** Start Material provided **

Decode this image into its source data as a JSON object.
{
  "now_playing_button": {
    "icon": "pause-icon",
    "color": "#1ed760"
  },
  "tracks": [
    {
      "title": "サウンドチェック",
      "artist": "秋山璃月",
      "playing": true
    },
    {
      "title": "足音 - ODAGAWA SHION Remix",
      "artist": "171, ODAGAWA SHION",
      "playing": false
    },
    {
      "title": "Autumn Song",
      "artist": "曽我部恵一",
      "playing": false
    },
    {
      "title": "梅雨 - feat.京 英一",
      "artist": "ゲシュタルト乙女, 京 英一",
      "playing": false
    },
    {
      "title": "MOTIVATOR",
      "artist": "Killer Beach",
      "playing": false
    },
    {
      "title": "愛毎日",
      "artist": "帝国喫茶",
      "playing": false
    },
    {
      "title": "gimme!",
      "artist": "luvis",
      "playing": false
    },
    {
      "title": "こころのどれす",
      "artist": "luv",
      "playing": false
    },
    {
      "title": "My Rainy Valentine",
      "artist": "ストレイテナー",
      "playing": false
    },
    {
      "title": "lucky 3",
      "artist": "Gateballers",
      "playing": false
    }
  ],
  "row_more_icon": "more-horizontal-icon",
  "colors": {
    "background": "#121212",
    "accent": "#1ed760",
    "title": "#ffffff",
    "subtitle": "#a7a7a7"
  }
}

** End Material provided **
** Start Material provided **

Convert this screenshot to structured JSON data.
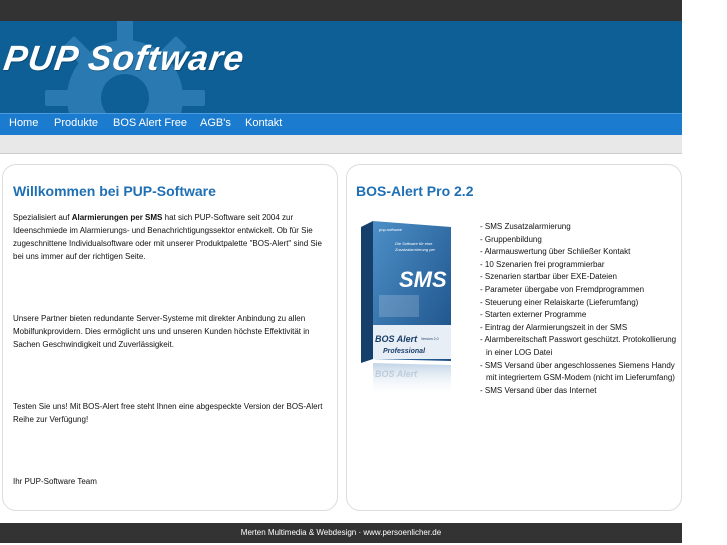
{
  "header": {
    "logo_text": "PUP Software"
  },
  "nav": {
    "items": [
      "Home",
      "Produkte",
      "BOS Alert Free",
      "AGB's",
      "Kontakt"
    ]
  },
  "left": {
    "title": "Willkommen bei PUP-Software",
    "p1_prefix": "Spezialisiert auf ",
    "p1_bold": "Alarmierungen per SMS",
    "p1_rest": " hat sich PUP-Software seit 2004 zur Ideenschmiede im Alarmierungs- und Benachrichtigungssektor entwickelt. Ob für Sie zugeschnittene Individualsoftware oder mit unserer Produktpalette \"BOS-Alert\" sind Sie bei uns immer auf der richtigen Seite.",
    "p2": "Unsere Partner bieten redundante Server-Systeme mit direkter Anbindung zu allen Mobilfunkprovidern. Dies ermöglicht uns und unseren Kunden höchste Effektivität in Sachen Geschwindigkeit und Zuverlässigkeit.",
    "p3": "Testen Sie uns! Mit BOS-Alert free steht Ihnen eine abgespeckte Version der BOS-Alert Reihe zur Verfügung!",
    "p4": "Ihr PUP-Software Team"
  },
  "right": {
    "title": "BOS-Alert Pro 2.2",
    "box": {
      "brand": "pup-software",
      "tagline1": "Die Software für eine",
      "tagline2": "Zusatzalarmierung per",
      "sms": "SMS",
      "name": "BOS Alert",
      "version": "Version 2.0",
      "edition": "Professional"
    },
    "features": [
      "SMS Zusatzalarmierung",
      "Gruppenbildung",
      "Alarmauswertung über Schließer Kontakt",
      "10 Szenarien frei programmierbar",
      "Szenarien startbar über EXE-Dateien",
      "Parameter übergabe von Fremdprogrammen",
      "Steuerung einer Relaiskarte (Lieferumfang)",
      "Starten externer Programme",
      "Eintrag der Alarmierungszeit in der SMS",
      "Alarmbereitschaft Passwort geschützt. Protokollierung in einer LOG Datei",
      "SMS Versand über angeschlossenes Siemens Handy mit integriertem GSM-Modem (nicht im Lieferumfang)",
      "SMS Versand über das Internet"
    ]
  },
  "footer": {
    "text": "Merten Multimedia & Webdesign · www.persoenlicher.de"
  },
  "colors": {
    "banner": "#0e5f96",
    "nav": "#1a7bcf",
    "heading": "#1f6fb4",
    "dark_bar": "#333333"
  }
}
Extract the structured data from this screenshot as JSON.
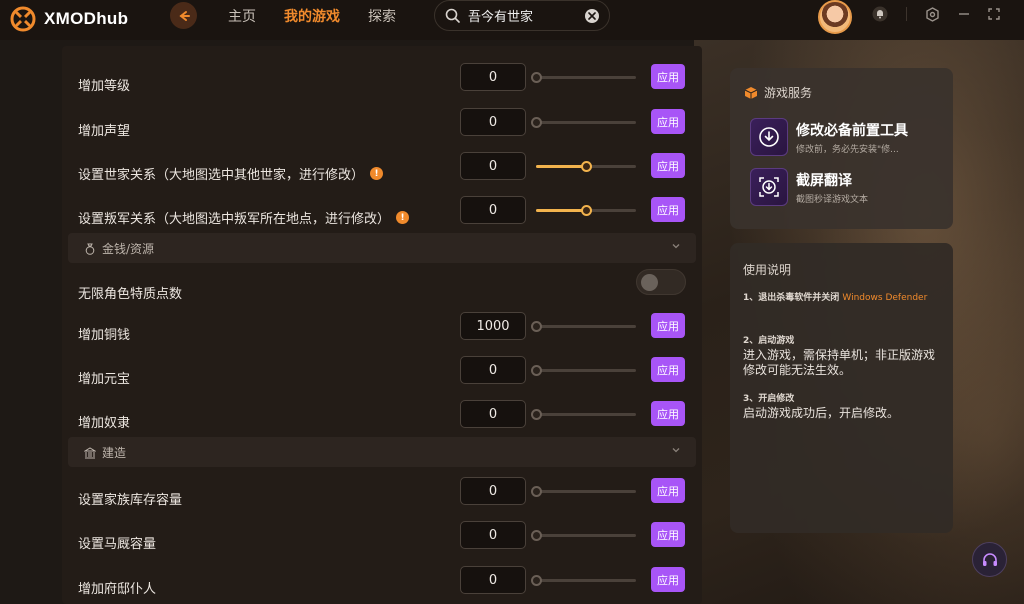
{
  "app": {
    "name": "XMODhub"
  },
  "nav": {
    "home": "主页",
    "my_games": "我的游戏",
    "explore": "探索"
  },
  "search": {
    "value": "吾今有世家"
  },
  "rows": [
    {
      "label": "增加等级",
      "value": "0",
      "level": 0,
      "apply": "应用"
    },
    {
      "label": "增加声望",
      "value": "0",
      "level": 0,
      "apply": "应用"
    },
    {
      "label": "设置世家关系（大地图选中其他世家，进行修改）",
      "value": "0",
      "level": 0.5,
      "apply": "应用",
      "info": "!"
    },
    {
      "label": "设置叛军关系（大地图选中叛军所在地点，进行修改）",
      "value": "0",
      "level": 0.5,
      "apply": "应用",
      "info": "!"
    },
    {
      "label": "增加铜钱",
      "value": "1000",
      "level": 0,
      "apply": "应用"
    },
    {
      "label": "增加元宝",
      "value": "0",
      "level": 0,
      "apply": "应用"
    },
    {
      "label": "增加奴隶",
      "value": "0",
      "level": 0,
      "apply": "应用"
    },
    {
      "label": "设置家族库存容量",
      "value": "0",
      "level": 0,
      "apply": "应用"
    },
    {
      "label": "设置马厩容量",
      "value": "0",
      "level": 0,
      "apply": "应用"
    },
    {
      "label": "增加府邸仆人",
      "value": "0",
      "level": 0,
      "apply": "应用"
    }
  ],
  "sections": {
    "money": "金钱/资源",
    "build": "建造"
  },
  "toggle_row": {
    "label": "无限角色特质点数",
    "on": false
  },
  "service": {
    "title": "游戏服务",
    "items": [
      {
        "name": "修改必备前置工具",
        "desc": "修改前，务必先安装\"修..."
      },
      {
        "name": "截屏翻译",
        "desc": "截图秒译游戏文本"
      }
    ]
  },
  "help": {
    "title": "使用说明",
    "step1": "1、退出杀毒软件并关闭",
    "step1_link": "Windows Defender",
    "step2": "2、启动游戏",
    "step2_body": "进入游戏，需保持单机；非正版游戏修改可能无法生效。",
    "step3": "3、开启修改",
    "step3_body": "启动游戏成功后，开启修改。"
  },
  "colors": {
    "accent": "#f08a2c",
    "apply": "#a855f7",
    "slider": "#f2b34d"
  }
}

** End Material provided **

-- Written task --
Pick out the lines containing the string "structured".

-- Correct result --
Convert this screenshot to structured JSON data.
Extract the structured data from this screenshot as JSON.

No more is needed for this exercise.